◆ Work to do:
Quote the listing in full, exactly as given, minus any pictures.

━━━━

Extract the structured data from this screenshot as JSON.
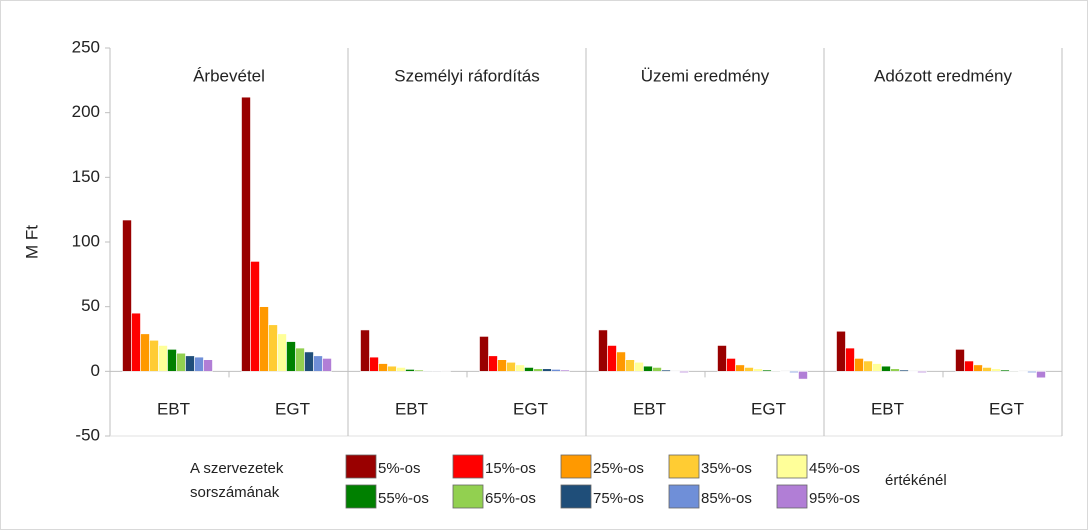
{
  "chart_data": {
    "type": "bar",
    "ylabel": "M Ft",
    "ylim": [
      -50,
      250
    ],
    "yticks": [
      -50,
      0,
      50,
      100,
      150,
      200,
      250
    ],
    "panel_titles": [
      "Árbevétel",
      "Személyi ráfordítás",
      "Üzemi eredmény",
      "Adózott eredmény"
    ],
    "categories": [
      "EBT",
      "EGT",
      "EBT",
      "EGT",
      "EBT",
      "EGT",
      "EBT",
      "EGT"
    ],
    "legend_prefix": [
      "A szervezetek",
      "sorszámának"
    ],
    "legend_suffix": "értékénél",
    "series": [
      {
        "name": "5%-os",
        "color": "#990000",
        "values": [
          117,
          212,
          32,
          27,
          32,
          20,
          31,
          17
        ]
      },
      {
        "name": "15%-os",
        "color": "#ff0000",
        "values": [
          45,
          85,
          11,
          12,
          20,
          10,
          18,
          8
        ]
      },
      {
        "name": "25%-os",
        "color": "#ff9900",
        "values": [
          29,
          50,
          6,
          9,
          15,
          5,
          10,
          5
        ]
      },
      {
        "name": "35%-os",
        "color": "#ffcc33",
        "values": [
          24,
          36,
          4,
          7,
          9,
          3,
          8,
          3
        ]
      },
      {
        "name": "45%-os",
        "color": "#ffff99",
        "values": [
          20,
          29,
          3,
          5,
          7,
          2,
          6,
          2
        ]
      },
      {
        "name": "55%-os",
        "color": "#008000",
        "values": [
          17,
          23,
          1.5,
          3,
          4,
          1,
          4,
          1
        ]
      },
      {
        "name": "65%-os",
        "color": "#92d050",
        "values": [
          14,
          18,
          1,
          2,
          3,
          0.5,
          2,
          0.5
        ]
      },
      {
        "name": "75%-os",
        "color": "#1f4e79",
        "values": [
          12,
          15,
          0.5,
          2,
          1,
          0,
          1,
          0
        ]
      },
      {
        "name": "85%-os",
        "color": "#6f8fd8",
        "values": [
          11,
          12,
          0.5,
          1.5,
          0,
          -1,
          0,
          -1
        ]
      },
      {
        "name": "95%-os",
        "color": "#b17ed6",
        "values": [
          9,
          10,
          0.3,
          1,
          -1,
          -6,
          -1,
          -5
        ]
      }
    ]
  }
}
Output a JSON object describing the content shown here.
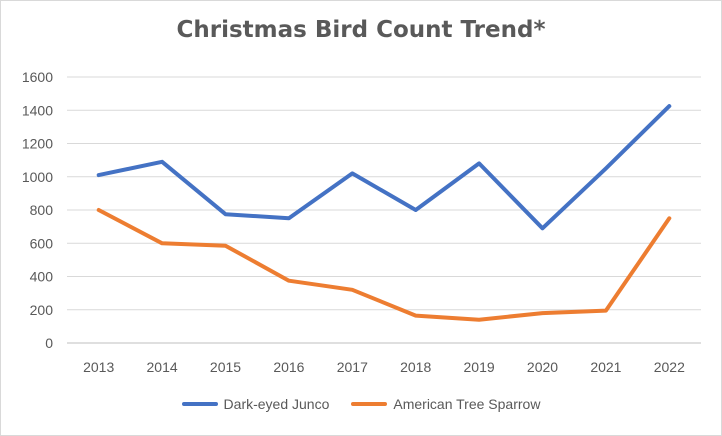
{
  "chart_data": {
    "type": "line",
    "title": "Christmas Bird Count Trend*",
    "xlabel": "",
    "ylabel": "",
    "categories": [
      "2013",
      "2014",
      "2015",
      "2016",
      "2017",
      "2018",
      "2019",
      "2020",
      "2021",
      "2022"
    ],
    "ylim": [
      0,
      1600
    ],
    "yticks": [
      "0",
      "200",
      "400",
      "600",
      "800",
      "1000",
      "1200",
      "1400",
      "1600"
    ],
    "grid": true,
    "legend_position": "bottom",
    "series": [
      {
        "name": "Dark-eyed Junco",
        "color": "#4472c4",
        "values": [
          1010,
          1090,
          775,
          750,
          1020,
          800,
          1080,
          690,
          1050,
          1425
        ]
      },
      {
        "name": "American Tree Sparrow",
        "color": "#ed7d31",
        "values": [
          800,
          600,
          585,
          375,
          320,
          165,
          140,
          180,
          195,
          750
        ]
      }
    ]
  }
}
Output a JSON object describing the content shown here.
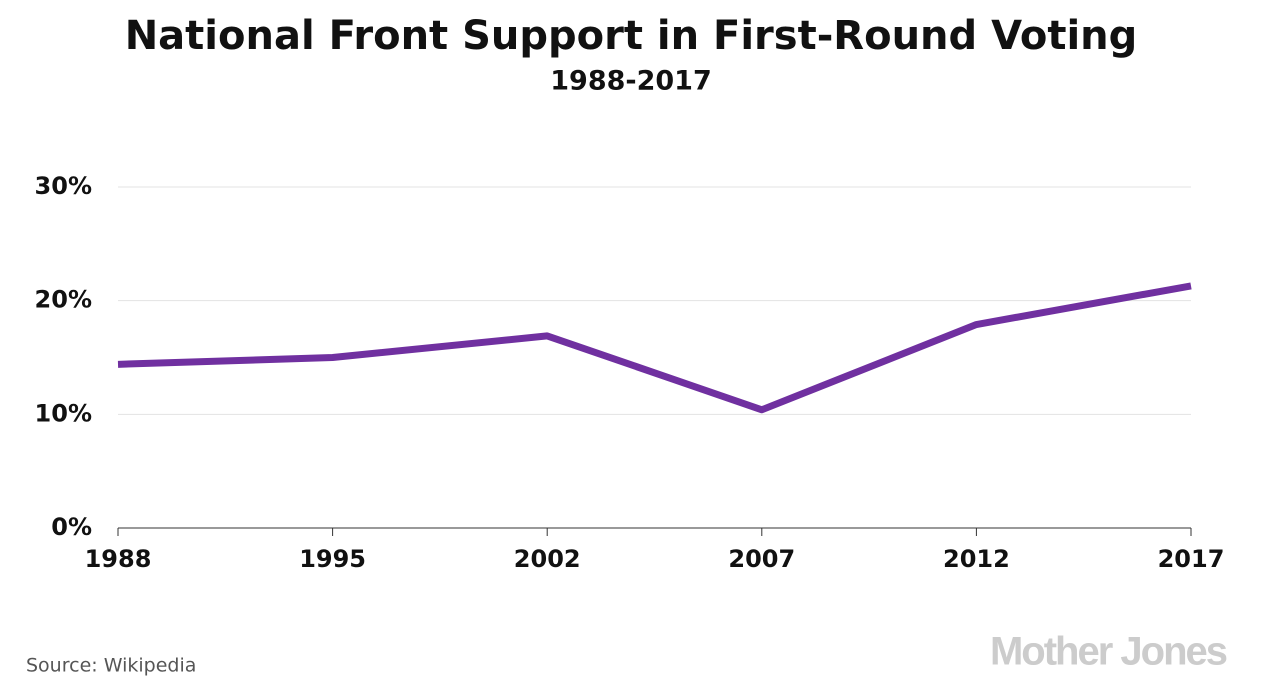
{
  "chart_data": {
    "type": "line",
    "title": "National Front Support in First-Round Voting",
    "subtitle": "1988-2017",
    "categories": [
      "1988",
      "1995",
      "2002",
      "2007",
      "2012",
      "2017"
    ],
    "values": [
      14.4,
      15.0,
      16.9,
      10.4,
      17.9,
      21.3
    ],
    "color": "#7030a0",
    "ylim": [
      0,
      30
    ],
    "yticks": [
      {
        "value": 0,
        "label": "0%"
      },
      {
        "value": 10,
        "label": "10%"
      },
      {
        "value": 20,
        "label": "20%"
      },
      {
        "value": 30,
        "label": "30%"
      }
    ],
    "grid": true,
    "source": "Source: Wikipedia",
    "logo": "Mother Jones"
  }
}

━━━━

◆ Solved exercise:
Extract the structured data from this screenshot as JSON.
{
  "chart_data": {
    "type": "bar",
    "ylabel": "M Ft",
    "ylim": [
      -50,
      250
    ],
    "yticks": [
      -50,
      0,
      50,
      100,
      150,
      200,
      250
    ],
    "panel_titles": [
      "Árbevétel",
      "Személyi ráfordítás",
      "Üzemi eredmény",
      "Adózott eredmény"
    ],
    "categories": [
      "EBT",
      "EGT",
      "EBT",
      "EGT",
      "EBT",
      "EGT",
      "EBT",
      "EGT"
    ],
    "legend_prefix": [
      "A szervezetek",
      "sorszámának"
    ],
    "legend_suffix": "értékénél",
    "series": [
      {
        "name": "5%-os",
        "color": "#990000",
        "values": [
          117,
          212,
          32,
          27,
          32,
          20,
          31,
          17
        ]
      },
      {
        "name": "15%-os",
        "color": "#ff0000",
        "values": [
          45,
          85,
          11,
          12,
          20,
          10,
          18,
          8
        ]
      },
      {
        "name": "25%-os",
        "color": "#ff9900",
        "values": [
          29,
          50,
          6,
          9,
          15,
          5,
          10,
          5
        ]
      },
      {
        "name": "35%-os",
        "color": "#ffcc33",
        "values": [
          24,
          36,
          4,
          7,
          9,
          3,
          8,
          3
        ]
      },
      {
        "name": "45%-os",
        "color": "#ffff99",
        "values": [
          20,
          29,
          3,
          5,
          7,
          2,
          6,
          2
        ]
      },
      {
        "name": "55%-os",
        "color": "#008000",
        "values": [
          17,
          23,
          1.5,
          3,
          4,
          1,
          4,
          1
        ]
      },
      {
        "name": "65%-os",
        "color": "#92d050",
        "values": [
          14,
          18,
          1,
          2,
          3,
          0.5,
          2,
          0.5
        ]
      },
      {
        "name": "75%-os",
        "color": "#1f4e79",
        "values": [
          12,
          15,
          0.5,
          2,
          1,
          0,
          1,
          0
        ]
      },
      {
        "name": "85%-os",
        "color": "#6f8fd8",
        "values": [
          11,
          12,
          0.5,
          1.5,
          0,
          -1,
          0,
          -1
        ]
      },
      {
        "name": "95%-os",
        "color": "#b17ed6",
        "values": [
          9,
          10,
          0.3,
          1,
          -1,
          -6,
          -1,
          -5
        ]
      }
    ]
  }
}
Output a JSON object describing the content shown here.
{
  "chart_data": {
    "type": "line",
    "title": "Christmas Bird Count Trend*",
    "xlabel": "",
    "ylabel": "",
    "categories": [
      "2013",
      "2014",
      "2015",
      "2016",
      "2017",
      "2018",
      "2019",
      "2020",
      "2021",
      "2022"
    ],
    "ylim": [
      0,
      1600
    ],
    "yticks": [
      "0",
      "200",
      "400",
      "600",
      "800",
      "1000",
      "1200",
      "1400",
      "1600"
    ],
    "grid": true,
    "legend_position": "bottom",
    "series": [
      {
        "name": "Dark-eyed Junco",
        "color": "#4472c4",
        "values": [
          1010,
          1090,
          775,
          750,
          1020,
          800,
          1080,
          690,
          1050,
          1425
        ]
      },
      {
        "name": "American Tree Sparrow",
        "color": "#ed7d31",
        "values": [
          800,
          600,
          585,
          375,
          320,
          165,
          140,
          180,
          195,
          750
        ]
      }
    ]
  }
}
Output a JSON object describing the content shown here.
{
  "chart_data": {
    "type": "line",
    "title": "National Front Support in First-Round Voting",
    "subtitle": "1988-2017",
    "categories": [
      "1988",
      "1995",
      "2002",
      "2007",
      "2012",
      "2017"
    ],
    "values": [
      14.4,
      15.0,
      16.9,
      10.4,
      17.9,
      21.3
    ],
    "color": "#7030a0",
    "ylim": [
      0,
      30
    ],
    "yticks": [
      {
        "value": 0,
        "label": "0%"
      },
      {
        "value": 10,
        "label": "10%"
      },
      {
        "value": 20,
        "label": "20%"
      },
      {
        "value": 30,
        "label": "30%"
      }
    ],
    "grid": true,
    "source": "Source: Wikipedia",
    "logo": "Mother Jones"
  }
}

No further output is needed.